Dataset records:

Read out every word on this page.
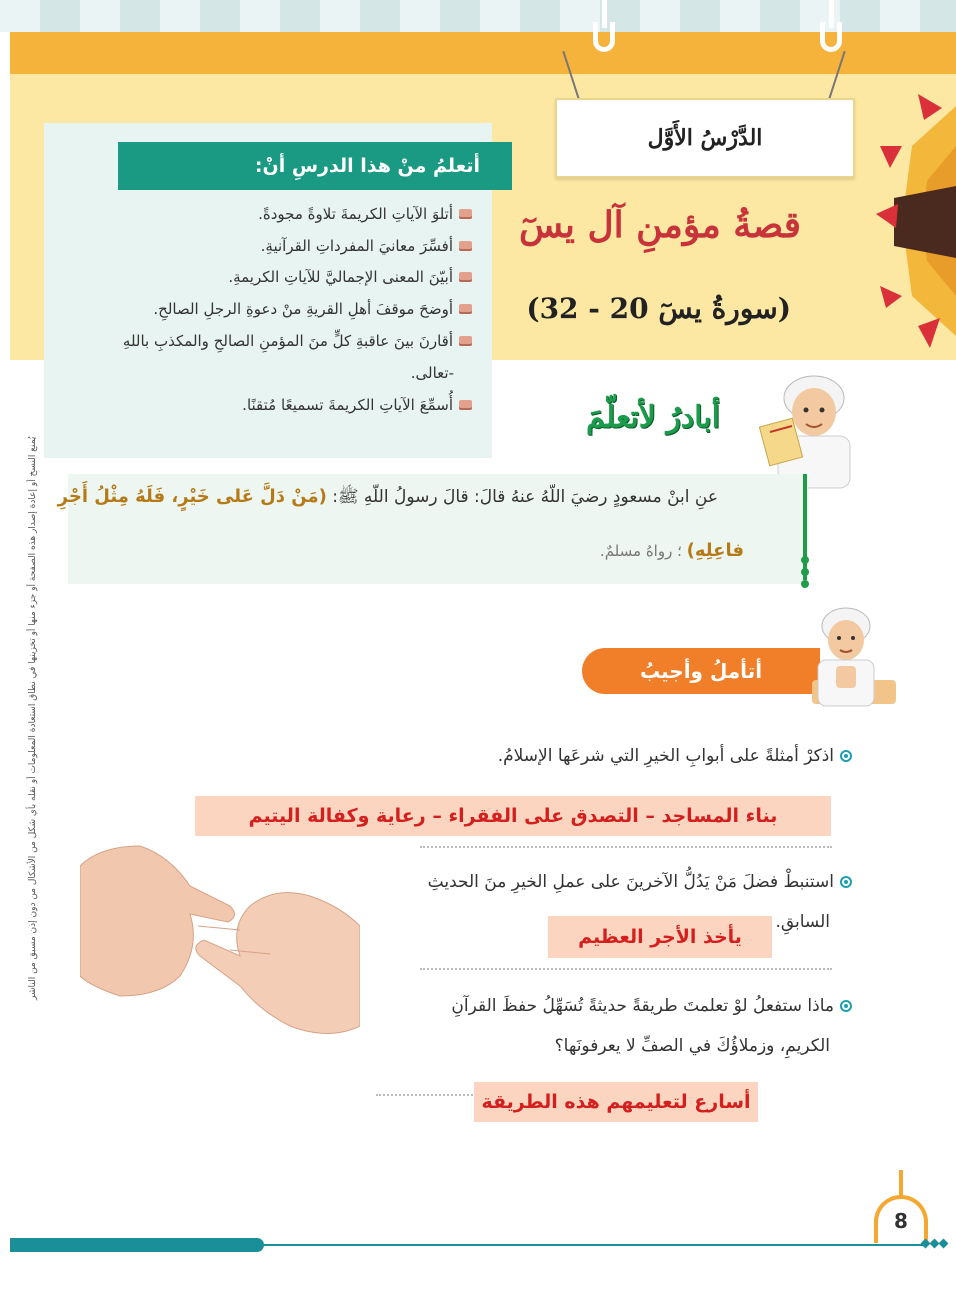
الدَّرْسُ الأَوَّل
قصةُ مؤمنِ آل يسٓ
(سورةُ يسٓ 20 - 32)
أتعلمُ منْ هذا الدرسِ أنْ:
أتلوَ الآياتِ الكريمةَ تلاوةً مجودةً.
أفسِّرَ معانيَ المفرداتِ القرآنيةِ.
أبيّنَ المعنى الإجماليَّ للآياتِ الكريمةِ.
أوضحَ موقفَ أهلِ القريةِ منْ دعوةِ الرجلِ الصالحِ.
أقارنَ بينَ عاقبةِ كلٍّ منَ المؤمنِ الصالحِ والمكذبِ باللهِ
-تعالى.
أُسمِّعَ الآياتِ الكريمةَ تسميعًا مُتقنًا.	أبادرُ لأتعلّمَ
يُمنع النسخ أو إعادة إصدار هذه الصفحة أو جزء منها أو تخزينها في نطاق استعادة المعلومات أو نقله بأي شكل من الأشكال من دون إذن مسبق من الناشر	عنِ ابنْ مسعودٍ رضيَ اللّهُ عنهُ قالَ: قالَ رسولُ اللّهِ ﷺ: (مَنْ دَلَّ عَلى خَيْرٍ، فَلَهُ مِثْلُ أَجْرِ
فاعِلِهِ) ؛ رواهُ مسلمٌ.
أتأملُ وأجيبُ
اذكرْ أمثلةً على أبوابِ الخيرِ التي شرعَها الإسلامُ.
بناء المساجد – التصدق على الفقراء – رعاية وكفالة اليتيم
استنبطْ فضلَ مَنْ يَدُلُّ الآخرينَ على عملِ الخيرِ منَ الحديثِ
السابقِ.
يأخذ الأجر العظيم
ماذا ستفعلُ لوْ تعلمتَ طريقةً حديثةً تُسَهِّلُ حفظَ القرآنِ
الكريمِ، وزملاؤُكَ في الصفِّ لا يعرفونَها؟
أسارع لتعليمهم هذه الطريقة
8
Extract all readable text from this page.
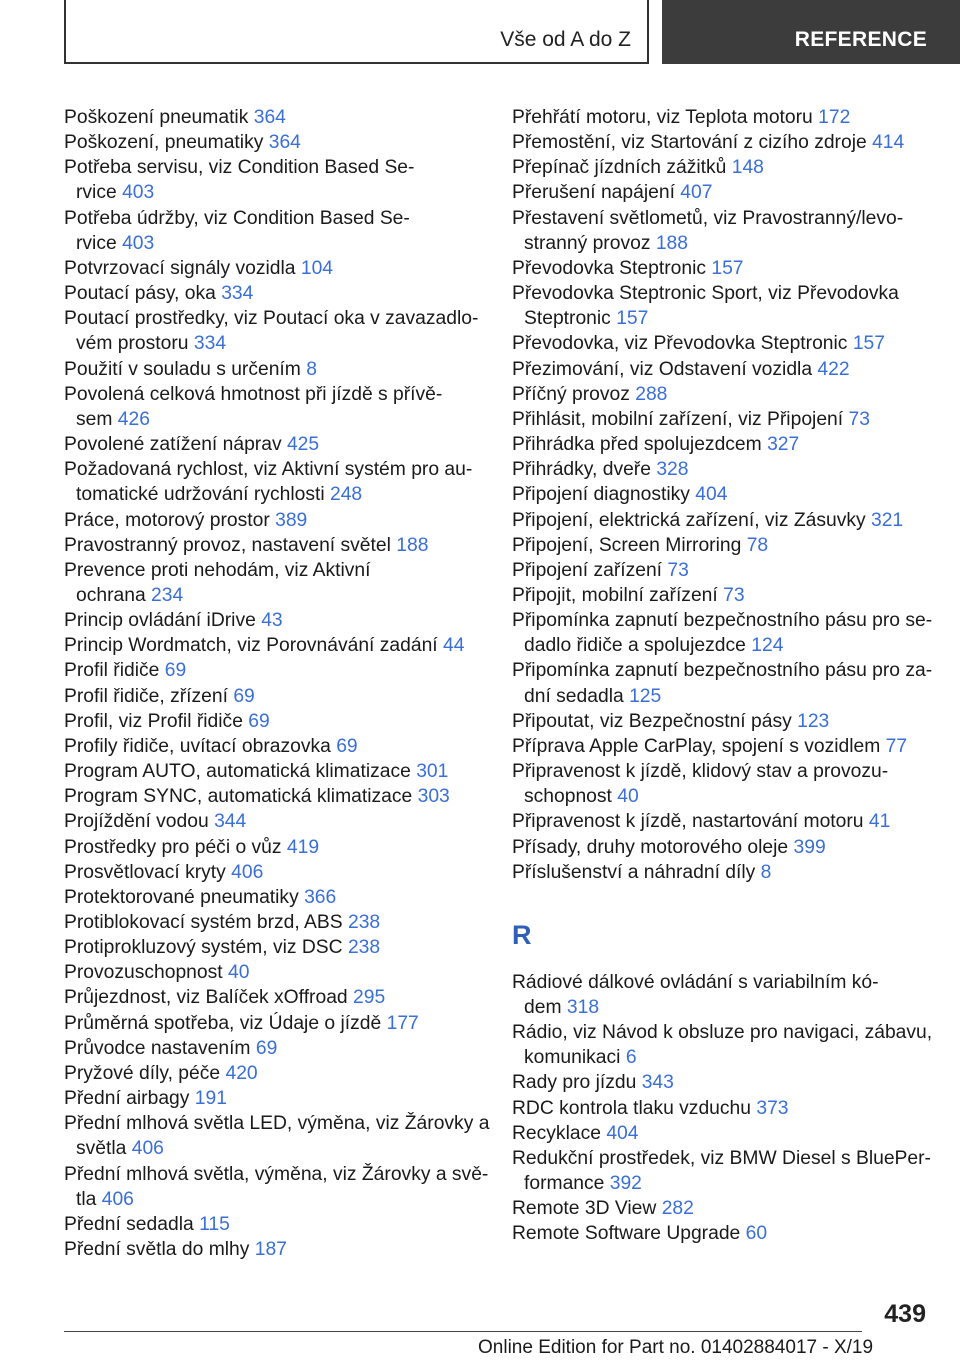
Vše od A do Z	REFERENCE
Poškození pneumatik 364
Poškození, pneumatiky 364
Potřeba servisu, viz Condition Based Se-
rvice 403
Potřeba údržby, viz Condition Based Se-
rvice 403
Potvrzovací signály vozidla 104
Poutací pásy, oka 334
Poutací prostředky, viz Poutací oka v zavazadlo-
vém prostoru 334
Použití v souladu s určením 8
Povolená celková hmotnost při jízdě s přívě-
sem 426
Povolené zatížení náprav 425
Požadovaná rychlost, viz Aktivní systém pro au-
tomatické udržování rychlosti 248
Práce, motorový prostor 389
Pravostranný provoz, nastavení světel 188
Prevence proti nehodám, viz Aktivní
ochrana 234
Princip ovládání iDrive 43
Princip Wordmatch, viz Porovnávání zadání 44
Profil řidiče 69
Profil řidiče, zřízení 69
Profil, viz Profil řidiče 69
Profily řidiče, uvítací obrazovka 69
Program AUTO, automatická klimatizace 301
Program SYNC, automatická klimatizace 303
Projíždění vodou 344
Prostředky pro péči o vůz 419
Prosvětlovací kryty 406
Protektorované pneumatiky 366
Protiblokovací systém brzd, ABS 238
Protiprokluzový systém, viz DSC 238
Provozuschopnost 40
Průjezdnost, viz Balíček xOffroad 295
Průměrná spotřeba, viz Údaje o jízdě 177
Průvodce nastavením 69
Pryžové díly, péče 420
Přední airbagy 191
Přední mlhová světla LED, výměna, viz Žárovky a
světla 406
Přední mlhová světla, výměna, viz Žárovky a svě-
tla 406
Přední sedadla 115
Přední světla do mlhy 187
Přehřátí motoru, viz Teplota motoru 172
Přemostění, viz Startování z cizího zdroje 414
Přepínač jízdních zážitků 148
Přerušení napájení 407
Přestavení světlometů, viz Pravostranný/levo-
stranný provoz 188
Převodovka Steptronic 157
Převodovka Steptronic Sport, viz Převodovka
Steptronic 157
Převodovka, viz Převodovka Steptronic 157
Přezimování, viz Odstavení vozidla 422
Příčný provoz 288
Přihlásit, mobilní zařízení, viz Připojení 73
Přihrádka před spolujezdcem 327
Přihrádky, dveře 328
Připojení diagnostiky 404
Připojení, elektrická zařízení, viz Zásuvky 321
Připojení, Screen Mirroring 78
Připojení zařízení 73
Připojit, mobilní zařízení 73
Připomínka zapnutí bezpečnostního pásu pro se-
dadlo řidiče a spolujezdce 124
Připomínka zapnutí bezpečnostního pásu pro za-
dní sedadla 125
Připoutat, viz Bezpečnostní pásy 123
Příprava Apple CarPlay, spojení s vozidlem 77
Připravenost k jízdě, klidový stav a provozu-
schopnost 40
Připravenost k jízdě, nastartování motoru 41
Přísady, druhy motorového oleje 399
Příslušenství a náhradní díly 8
R
Rádiové dálkové ovládání s variabilním kó-
dem 318
Rádio, viz Návod k obsluze pro navigaci, zábavu,
komunikaci 6
Rady pro jízdu 343
RDC kontrola tlaku vzduchu 373
Recyklace 404
Redukční prostředek, viz BMW Diesel s BluePer-
formance 392
Remote 3D View 282
Remote Software Upgrade 60
439
Online Edition for Part no. 01402884017 - X/19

#### Short problem:
Make an exact reproduction of the listing above, without any pictures.

#### Task result:
Read out every word on this page.
الدَّرْسُ الأَوَّل
قصةُ مؤمنِ آل يسٓ
(سورةُ يسٓ 20 - 32)
أتعلمُ منْ هذا الدرسِ أنْ:
أتلوَ الآياتِ الكريمةَ تلاوةً مجودةً.
أفسِّرَ معانيَ المفرداتِ القرآنيةِ.
أبيّنَ المعنى الإجماليَّ للآياتِ الكريمةِ.
أوضحَ موقفَ أهلِ القريةِ منْ دعوةِ الرجلِ الصالحِ.
أقارنَ بينَ عاقبةِ كلٍّ منَ المؤمنِ الصالحِ والمكذبِ باللهِ
-تعالى.
أُسمِّعَ الآياتِ الكريمةَ تسميعًا مُتقنًا.	أبادرُ لأتعلّمَ
يُمنع النسخ أو إعادة إصدار هذه الصفحة أو جزء منها أو تخزينها في نطاق استعادة المعلومات أو نقله بأي شكل من الأشكال من دون إذن مسبق من الناشر	عنِ ابنْ مسعودٍ رضيَ اللّهُ عنهُ قالَ: قالَ رسولُ اللّهِ ﷺ: (مَنْ دَلَّ عَلى خَيْرٍ، فَلَهُ مِثْلُ أَجْرِ
فاعِلِهِ) ؛ رواهُ مسلمٌ.
أتأملُ وأجيبُ
اذكرْ أمثلةً على أبوابِ الخيرِ التي شرعَها الإسلامُ.
بناء المساجد – التصدق على الفقراء – رعاية وكفالة اليتيم
استنبطْ فضلَ مَنْ يَدُلُّ الآخرينَ على عملِ الخيرِ منَ الحديثِ
السابقِ.
يأخذ الأجر العظيم
ماذا ستفعلُ لوْ تعلمتَ طريقةً حديثةً تُسَهِّلُ حفظَ القرآنِ
الكريمِ، وزملاؤُكَ في الصفِّ لا يعرفونَها؟
أسارع لتعليمهم هذه الطريقة
8
Extract all readable text from this page.
Vše od A do Z	REFERENCE
Poškození pneumatik 364
Poškození, pneumatiky 364
Potřeba servisu, viz Condition Based Se-
rvice 403
Potřeba údržby, viz Condition Based Se-
rvice 403
Potvrzovací signály vozidla 104
Poutací pásy, oka 334
Poutací prostředky, viz Poutací oka v zavazadlo-
vém prostoru 334
Použití v souladu s určením 8
Povolená celková hmotnost při jízdě s přívě-
sem 426
Povolené zatížení náprav 425
Požadovaná rychlost, viz Aktivní systém pro au-
tomatické udržování rychlosti 248
Práce, motorový prostor 389
Pravostranný provoz, nastavení světel 188
Prevence proti nehodám, viz Aktivní
ochrana 234
Princip ovládání iDrive 43
Princip Wordmatch, viz Porovnávání zadání 44
Profil řidiče 69
Profil řidiče, zřízení 69
Profil, viz Profil řidiče 69
Profily řidiče, uvítací obrazovka 69
Program AUTO, automatická klimatizace 301
Program SYNC, automatická klimatizace 303
Projíždění vodou 344
Prostředky pro péči o vůz 419
Prosvětlovací kryty 406
Protektorované pneumatiky 366
Protiblokovací systém brzd, ABS 238
Protiprokluzový systém, viz DSC 238
Provozuschopnost 40
Průjezdnost, viz Balíček xOffroad 295
Průměrná spotřeba, viz Údaje o jízdě 177
Průvodce nastavením 69
Pryžové díly, péče 420
Přední airbagy 191
Přední mlhová světla LED, výměna, viz Žárovky a
světla 406
Přední mlhová světla, výměna, viz Žárovky a svě-
tla 406
Přední sedadla 115
Přední světla do mlhy 187
Přehřátí motoru, viz Teplota motoru 172
Přemostění, viz Startování z cizího zdroje 414
Přepínač jízdních zážitků 148
Přerušení napájení 407
Přestavení světlometů, viz Pravostranný/levo-
stranný provoz 188
Převodovka Steptronic 157
Převodovka Steptronic Sport, viz Převodovka
Steptronic 157
Převodovka, viz Převodovka Steptronic 157
Přezimování, viz Odstavení vozidla 422
Příčný provoz 288
Přihlásit, mobilní zařízení, viz Připojení 73
Přihrádka před spolujezdcem 327
Přihrádky, dveře 328
Připojení diagnostiky 404
Připojení, elektrická zařízení, viz Zásuvky 321
Připojení, Screen Mirroring 78
Připojení zařízení 73
Připojit, mobilní zařízení 73
Připomínka zapnutí bezpečnostního pásu pro se-
dadlo řidiče a spolujezdce 124
Připomínka zapnutí bezpečnostního pásu pro za-
dní sedadla 125
Připoutat, viz Bezpečnostní pásy 123
Příprava Apple CarPlay, spojení s vozidlem 77
Připravenost k jízdě, klidový stav a provozu-
schopnost 40
Připravenost k jízdě, nastartování motoru 41
Přísady, druhy motorového oleje 399
Příslušenství a náhradní díly 8
R
Rádiové dálkové ovládání s variabilním kó-
dem 318
Rádio, viz Návod k obsluze pro navigaci, zábavu,
komunikaci 6
Rady pro jízdu 343
RDC kontrola tlaku vzduchu 373
Recyklace 404
Redukční prostředek, viz BMW Diesel s BluePer-
formance 392
Remote 3D View 282
Remote Software Upgrade 60
439
Online Edition for Part no. 01402884017 - X/19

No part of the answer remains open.